- [Stated problem]:
Go through the entries and transcribe each one exactly, dropping the pictures.
"""
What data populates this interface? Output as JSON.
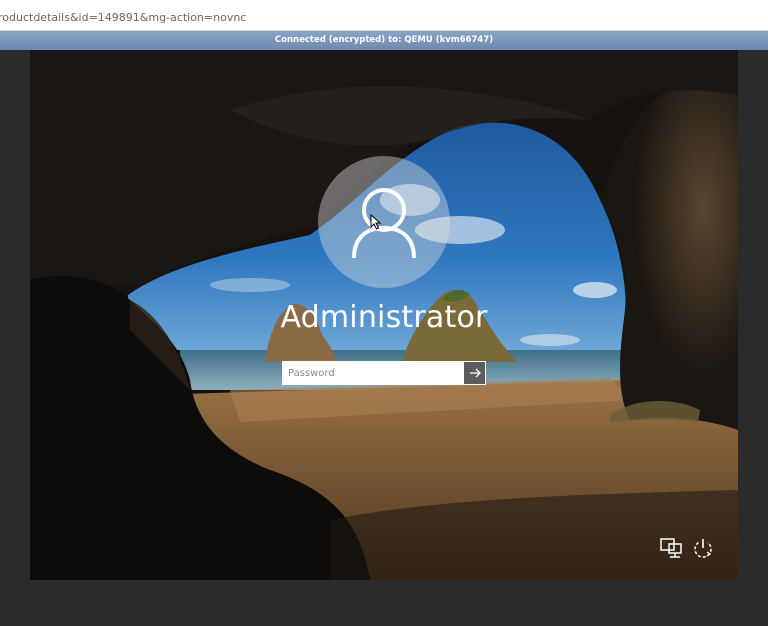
{
  "browser": {
    "url": "roductdetails&id=149891&mg-action=novnc"
  },
  "novnc": {
    "status": "Connected (encrypted) to: QEMU (kvm66747)"
  },
  "login": {
    "username": "Administrator",
    "password_value": "",
    "password_placeholder": "Password"
  },
  "icons": {
    "avatar": "user-avatar-icon",
    "submit": "arrow-right-icon",
    "network": "network-icon",
    "power": "power-icon",
    "cursor": "mouse-pointer-icon"
  },
  "colors": {
    "status_bar": "#7894b8",
    "submit_button": "#5c5c5c",
    "page_background": "#2b2b2b"
  }
}
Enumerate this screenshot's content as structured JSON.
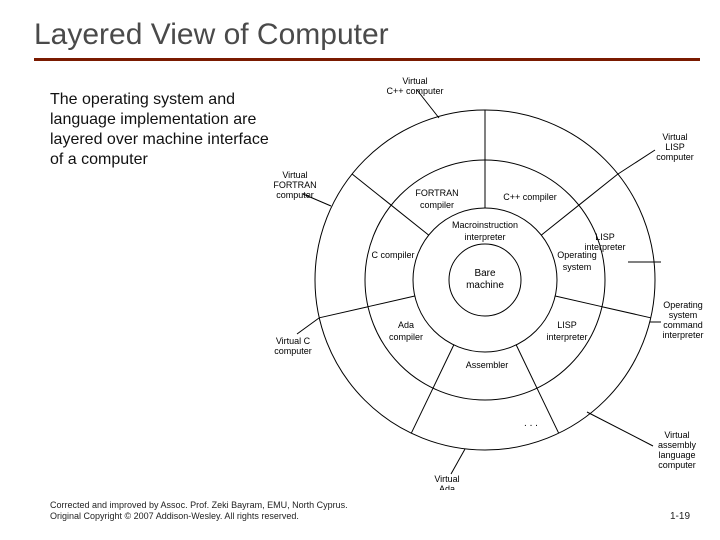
{
  "title": "Layered View of Computer",
  "body_text": "The operating system and language implementation are layered over machine interface of a computer",
  "footer": "Corrected and improved by Assoc. Prof. Zeki Bayram, EMU, North Cyprus. Original Copyright © 2007 Addison-Wesley. All rights reserved.",
  "page_number": "1-19",
  "diagram": {
    "center": "Bare machine",
    "ring2": "Macroinstruction interpreter",
    "ring3": [
      "Operating system",
      "FORTRAN compiler",
      "C compiler",
      "Ada compiler",
      "Assembler",
      "LISP interpreter",
      "C++ compiler"
    ],
    "outer_ellipsis": ". . .",
    "outer_labels": [
      "Virtual C++ computer",
      "Virtual LISP computer",
      "Virtual FORTRAN computer",
      "Virtual C computer",
      "Virtual Ada computer",
      "Virtual assembly language computer",
      "Operating system command interpreter"
    ]
  }
}
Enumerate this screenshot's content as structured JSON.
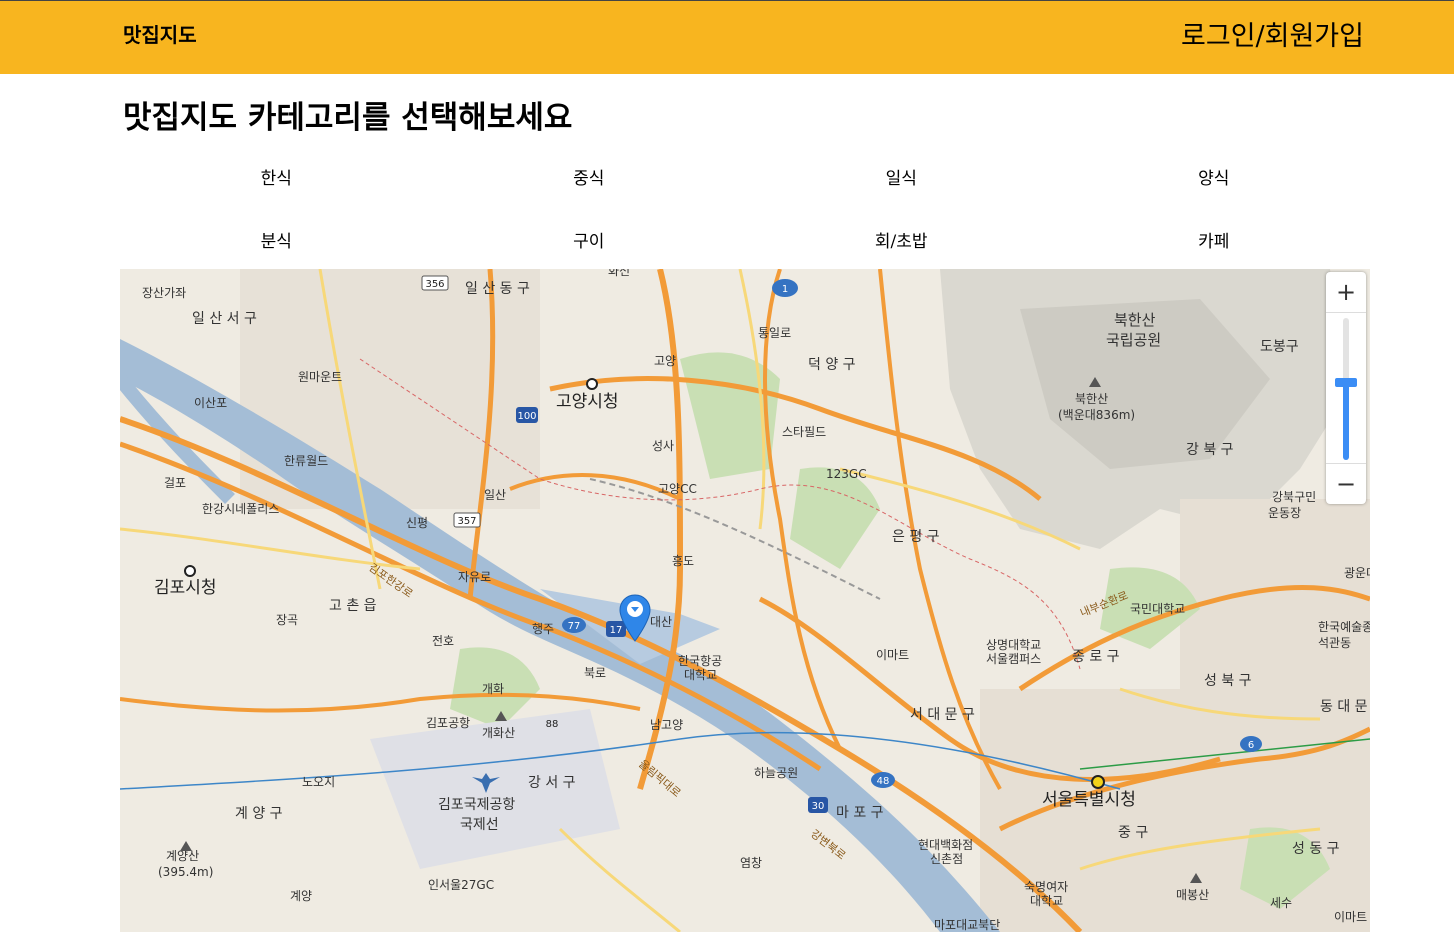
{
  "header": {
    "brand": "맛집지도",
    "auth_link": "로그인/회원가입"
  },
  "page_title": "맛집지도 카테고리를 선택해보세요",
  "categories": [
    "한식",
    "중식",
    "일식",
    "양식",
    "분식",
    "구이",
    "회/초밥",
    "카페"
  ],
  "map": {
    "zoom_in": "+",
    "zoom_out": "−",
    "zoom_level": 0.55,
    "labels": {
      "jangsan": "장산가좌",
      "ilsandong": "일 산 동 구",
      "ilsanseo": "일 산 서 구",
      "wonmaun": "원마운트",
      "isanpo": "이산포",
      "hanryu": "한류월드",
      "geolpo": "걸포",
      "hangang_np": "한강시네폴리스",
      "gimpo_city": "김포시청",
      "janggok": "장곡",
      "goneup": "고 촌 읍",
      "jeonho": "전호",
      "haengju": "행주",
      "gaehwa": "개화",
      "gimpo_airport_stn": "김포공항",
      "gaehwasan": "개화산",
      "nojoji": "노오지",
      "gyeyang_gu": "계 양 구",
      "gyeyangsan": "계양산",
      "gyeyangsan_h": "(395.4m)",
      "gyeyang": "계양",
      "goyang_city": "고양시청",
      "goyang": "고양",
      "tongil": "통일로",
      "deokyang": "덕 양 구",
      "seongsa": "성사",
      "starfield": "스타필드",
      "gc123": "123GC",
      "goyang_cc": "고양CC",
      "ilsan": "일산",
      "sinpyeong": "신평",
      "jayuro": "자유로",
      "hwajeon": "화전",
      "daesan": "대산",
      "hongdo": "흥도",
      "kau": "한국항공",
      "kau2": "대학교",
      "bukro": "북로",
      "namgoyang": "남고양",
      "gangseo": "강 서 구",
      "gimpo_intl": "김포국제공항",
      "gimpo_intl2": "국제선",
      "incheon27": "인서울27GC",
      "haneul": "하늘공원",
      "mapo": "마 포 구",
      "yeomchang": "염창",
      "hyundai": "현대백화점",
      "hyundai2": "신촌점",
      "bukhansan_np": "북한산",
      "bukhansan_np2": "국립공원",
      "bukhansan_peak": "북한산",
      "bukhansan_peak2": "(백운대836m)",
      "dobong": "도봉구",
      "gangbuk": "강 북 구",
      "gangbuk_stad": "강북구민",
      "gangbuk_stad2": "운동장",
      "eunpyeong": "은 평 구",
      "emart": "이마트",
      "sangmyung": "상명대학교",
      "sangmyung2": "서울캠퍼스",
      "kookmin": "국민대학교",
      "jongno": "종 로 구",
      "seodaemun": "서 대 문 구",
      "seongbuk": "성 북 구",
      "seoul_city": "서울특별시청",
      "junggu": "중 구",
      "sookmyung": "숙명여자",
      "sookmyung2": "대학교",
      "maebongsan": "매봉산",
      "mapogyo": "마포대교북단",
      "gwangun": "광운대",
      "karts": "한국예술종",
      "karts2": "석관동",
      "dongdae": "동 대 문",
      "seongdong": "성 동 구",
      "emart2": "이마트",
      "sesu": "세수",
      "gimpo_hanggang_rd": "김포한강로",
      "olympic_rd": "올림픽대로",
      "gangbyeon_rd": "강변북로",
      "naebu_rd": "내부순환로",
      "rt356": "356",
      "rt357": "357",
      "rt100": "100",
      "rt1": "1",
      "rt17": "17",
      "rt77": "77",
      "rt88": "88",
      "rt48": "48",
      "rt30": "30",
      "rt6": "6"
    }
  }
}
"""
- [Solution to this exercise]:
What data populates this interface? Output as JSON.
{
  "browser": {
    "url": "roductdetails&id=149891&mg-action=novnc"
  },
  "novnc": {
    "status": "Connected (encrypted) to: QEMU (kvm66747)"
  },
  "login": {
    "username": "Administrator",
    "password_value": "",
    "password_placeholder": "Password"
  },
  "icons": {
    "avatar": "user-avatar-icon",
    "submit": "arrow-right-icon",
    "network": "network-icon",
    "power": "power-icon",
    "cursor": "mouse-pointer-icon"
  },
  "colors": {
    "status_bar": "#7894b8",
    "submit_button": "#5c5c5c",
    "page_background": "#2b2b2b"
  }
}
Enumerate this screenshot's content as structured JSON.
{
  "title": "Layered View of Computer",
  "body_text": "The operating system and language implementation are layered over machine interface of a computer",
  "footer": "Corrected and improved by Assoc. Prof. Zeki Bayram, EMU, North Cyprus. Original Copyright © 2007 Addison-Wesley. All rights reserved.",
  "page_number": "1-19",
  "diagram": {
    "center": "Bare machine",
    "ring2": "Macroinstruction interpreter",
    "ring3": [
      "Operating system",
      "FORTRAN compiler",
      "C compiler",
      "Ada compiler",
      "Assembler",
      "LISP interpreter",
      "C++ compiler"
    ],
    "outer_ellipsis": ". . .",
    "outer_labels": [
      "Virtual C++ computer",
      "Virtual LISP computer",
      "Virtual FORTRAN computer",
      "Virtual C computer",
      "Virtual Ada computer",
      "Virtual assembly language computer",
      "Operating system command interpreter"
    ]
  }
}
Enumerate this screenshot's content as structured JSON.
{
  "header": {
    "brand": "맛집지도",
    "auth_link": "로그인/회원가입"
  },
  "page_title": "맛집지도 카테고리를 선택해보세요",
  "categories": [
    "한식",
    "중식",
    "일식",
    "양식",
    "분식",
    "구이",
    "회/초밥",
    "카페"
  ],
  "map": {
    "zoom_in": "+",
    "zoom_out": "−",
    "zoom_level": 0.55,
    "labels": {
      "jangsan": "장산가좌",
      "ilsandong": "일 산 동 구",
      "ilsanseo": "일 산 서 구",
      "wonmaun": "원마운트",
      "isanpo": "이산포",
      "hanryu": "한류월드",
      "geolpo": "걸포",
      "hangang_np": "한강시네폴리스",
      "gimpo_city": "김포시청",
      "janggok": "장곡",
      "goneup": "고 촌 읍",
      "jeonho": "전호",
      "haengju": "행주",
      "gaehwa": "개화",
      "gimpo_airport_stn": "김포공항",
      "gaehwasan": "개화산",
      "nojoji": "노오지",
      "gyeyang_gu": "계 양 구",
      "gyeyangsan": "계양산",
      "gyeyangsan_h": "(395.4m)",
      "gyeyang": "계양",
      "goyang_city": "고양시청",
      "goyang": "고양",
      "tongil": "통일로",
      "deokyang": "덕 양 구",
      "seongsa": "성사",
      "starfield": "스타필드",
      "gc123": "123GC",
      "goyang_cc": "고양CC",
      "ilsan": "일산",
      "sinpyeong": "신평",
      "jayuro": "자유로",
      "hwajeon": "화전",
      "daesan": "대산",
      "hongdo": "흥도",
      "kau": "한국항공",
      "kau2": "대학교",
      "bukro": "북로",
      "namgoyang": "남고양",
      "gangseo": "강 서 구",
      "gimpo_intl": "김포국제공항",
      "gimpo_intl2": "국제선",
      "incheon27": "인서울27GC",
      "haneul": "하늘공원",
      "mapo": "마 포 구",
      "yeomchang": "염창",
      "hyundai": "현대백화점",
      "hyundai2": "신촌점",
      "bukhansan_np": "북한산",
      "bukhansan_np2": "국립공원",
      "bukhansan_peak": "북한산",
      "bukhansan_peak2": "(백운대836m)",
      "dobong": "도봉구",
      "gangbuk": "강 북 구",
      "gangbuk_stad": "강북구민",
      "gangbuk_stad2": "운동장",
      "eunpyeong": "은 평 구",
      "emart": "이마트",
      "sangmyung": "상명대학교",
      "sangmyung2": "서울캠퍼스",
      "kookmin": "국민대학교",
      "jongno": "종 로 구",
      "seodaemun": "서 대 문 구",
      "seongbuk": "성 북 구",
      "seoul_city": "서울특별시청",
      "junggu": "중 구",
      "sookmyung": "숙명여자",
      "sookmyung2": "대학교",
      "maebongsan": "매봉산",
      "mapogyo": "마포대교북단",
      "gwangun": "광운대",
      "karts": "한국예술종",
      "karts2": "석관동",
      "dongdae": "동 대 문",
      "seongdong": "성 동 구",
      "emart2": "이마트",
      "sesu": "세수",
      "gimpo_hanggang_rd": "김포한강로",
      "olympic_rd": "올림픽대로",
      "gangbyeon_rd": "강변북로",
      "naebu_rd": "내부순환로",
      "rt356": "356",
      "rt357": "357",
      "rt100": "100",
      "rt1": "1",
      "rt17": "17",
      "rt77": "77",
      "rt88": "88",
      "rt48": "48",
      "rt30": "30",
      "rt6": "6"
    }
  }
}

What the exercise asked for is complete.